Exercise instructions:
Reproduce the entries exactly.

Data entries

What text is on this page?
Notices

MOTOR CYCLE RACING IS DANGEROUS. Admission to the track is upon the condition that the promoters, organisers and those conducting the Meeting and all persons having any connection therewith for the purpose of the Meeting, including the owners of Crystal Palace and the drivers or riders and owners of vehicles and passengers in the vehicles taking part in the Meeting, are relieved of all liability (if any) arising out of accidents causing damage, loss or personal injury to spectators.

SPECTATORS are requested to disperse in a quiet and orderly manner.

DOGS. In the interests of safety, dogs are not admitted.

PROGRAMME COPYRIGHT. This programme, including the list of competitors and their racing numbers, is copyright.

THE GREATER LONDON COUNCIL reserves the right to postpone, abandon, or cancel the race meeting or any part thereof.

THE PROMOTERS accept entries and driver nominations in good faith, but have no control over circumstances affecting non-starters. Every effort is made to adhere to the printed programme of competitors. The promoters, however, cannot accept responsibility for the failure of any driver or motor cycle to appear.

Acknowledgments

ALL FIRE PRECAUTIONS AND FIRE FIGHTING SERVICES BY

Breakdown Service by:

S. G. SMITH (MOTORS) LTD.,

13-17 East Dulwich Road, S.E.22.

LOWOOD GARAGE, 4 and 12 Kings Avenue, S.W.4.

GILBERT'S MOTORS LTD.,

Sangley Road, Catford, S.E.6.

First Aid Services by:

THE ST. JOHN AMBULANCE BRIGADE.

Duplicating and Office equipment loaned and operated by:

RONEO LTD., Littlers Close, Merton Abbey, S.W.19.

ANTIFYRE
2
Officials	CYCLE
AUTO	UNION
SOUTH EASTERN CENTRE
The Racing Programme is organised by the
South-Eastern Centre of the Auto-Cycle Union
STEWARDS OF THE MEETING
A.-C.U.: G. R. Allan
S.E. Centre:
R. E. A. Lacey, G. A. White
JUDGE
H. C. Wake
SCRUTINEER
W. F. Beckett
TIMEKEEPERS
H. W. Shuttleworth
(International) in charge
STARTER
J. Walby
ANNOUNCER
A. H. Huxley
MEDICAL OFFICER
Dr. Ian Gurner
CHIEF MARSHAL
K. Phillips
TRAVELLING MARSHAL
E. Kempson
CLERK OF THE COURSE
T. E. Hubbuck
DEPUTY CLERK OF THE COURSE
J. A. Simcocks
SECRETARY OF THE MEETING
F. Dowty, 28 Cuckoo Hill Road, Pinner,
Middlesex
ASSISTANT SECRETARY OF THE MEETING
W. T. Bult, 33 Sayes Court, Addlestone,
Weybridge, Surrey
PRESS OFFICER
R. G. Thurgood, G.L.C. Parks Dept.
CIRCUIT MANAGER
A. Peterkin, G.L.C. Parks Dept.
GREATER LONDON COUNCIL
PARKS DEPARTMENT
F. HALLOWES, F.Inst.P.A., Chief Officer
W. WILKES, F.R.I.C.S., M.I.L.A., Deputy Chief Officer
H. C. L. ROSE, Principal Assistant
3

Full answer:
What text is on this page?
Notices

MOTOR CYCLE RACING IS DANGEROUS. Admission to the track is upon the condition that the promoters, organisers and those conducting the Meeting and all persons having any connection therewith for the purpose of the Meeting, including the owners of Crystal Palace and the drivers or riders and owners of vehicles and passengers in the vehicles taking part in the Meeting, are relieved of all liability (if any) arising out of accidents causing damage, loss or personal injury to spectators.

SPECTATORS are requested to disperse in a quiet and orderly manner.

DOGS. In the interests of safety, dogs are not admitted.

PROGRAMME COPYRIGHT. This programme, including the list of competitors and their racing numbers, is copyright.

THE GREATER LONDON COUNCIL reserves the right to postpone, abandon, or cancel the race meeting or any part thereof.

THE PROMOTERS accept entries and driver nominations in good faith, but have no control over circumstances affecting non-starters. Every effort is made to adhere to the printed programme of competitors. The promoters, however, cannot accept responsibility for the failure of any driver or motor cycle to appear.

Acknowledgments

ALL FIRE PRECAUTIONS AND FIRE FIGHTING SERVICES BY

Breakdown Service by:

S. G. SMITH (MOTORS) LTD.,

13-17 East Dulwich Road, S.E.22.

LOWOOD GARAGE, 4 and 12 Kings Avenue, S.W.4.

GILBERT'S MOTORS LTD.,

Sangley Road, Catford, S.E.6.

First Aid Services by:

THE ST. JOHN AMBULANCE BRIGADE.

Duplicating and Office equipment loaned and operated by:

RONEO LTD., Littlers Close, Merton Abbey, S.W.19.

ANTIFYRE
2
Officials	CYCLE
AUTO	UNION
SOUTH EASTERN CENTRE
The Racing Programme is organised by the
South-Eastern Centre of the Auto-Cycle Union
STEWARDS OF THE MEETING
A.-C.U.: G. R. Allan
S.E. Centre:
R. E. A. Lacey, G. A. White
JUDGE
H. C. Wake
SCRUTINEER
W. F. Beckett
TIMEKEEPERS
H. W. Shuttleworth
(International) in charge
STARTER
J. Walby
ANNOUNCER
A. H. Huxley
MEDICAL OFFICER
Dr. Ian Gurner
CHIEF MARSHAL
K. Phillips
TRAVELLING MARSHAL
E. Kempson
CLERK OF THE COURSE
T. E. Hubbuck
DEPUTY CLERK OF THE COURSE
J. A. Simcocks
SECRETARY OF THE MEETING
F. Dowty, 28 Cuckoo Hill Road, Pinner,
Middlesex
ASSISTANT SECRETARY OF THE MEETING
W. T. Bult, 33 Sayes Court, Addlestone,
Weybridge, Surrey
PRESS OFFICER
R. G. Thurgood, G.L.C. Parks Dept.
CIRCUIT MANAGER
A. Peterkin, G.L.C. Parks Dept.
GREATER LONDON COUNCIL
PARKS DEPARTMENT
F. HALLOWES, F.Inst.P.A., Chief Officer
W. WILKES, F.R.I.C.S., M.I.L.A., Deputy Chief Officer
H. C. L. ROSE, Principal Assistant
3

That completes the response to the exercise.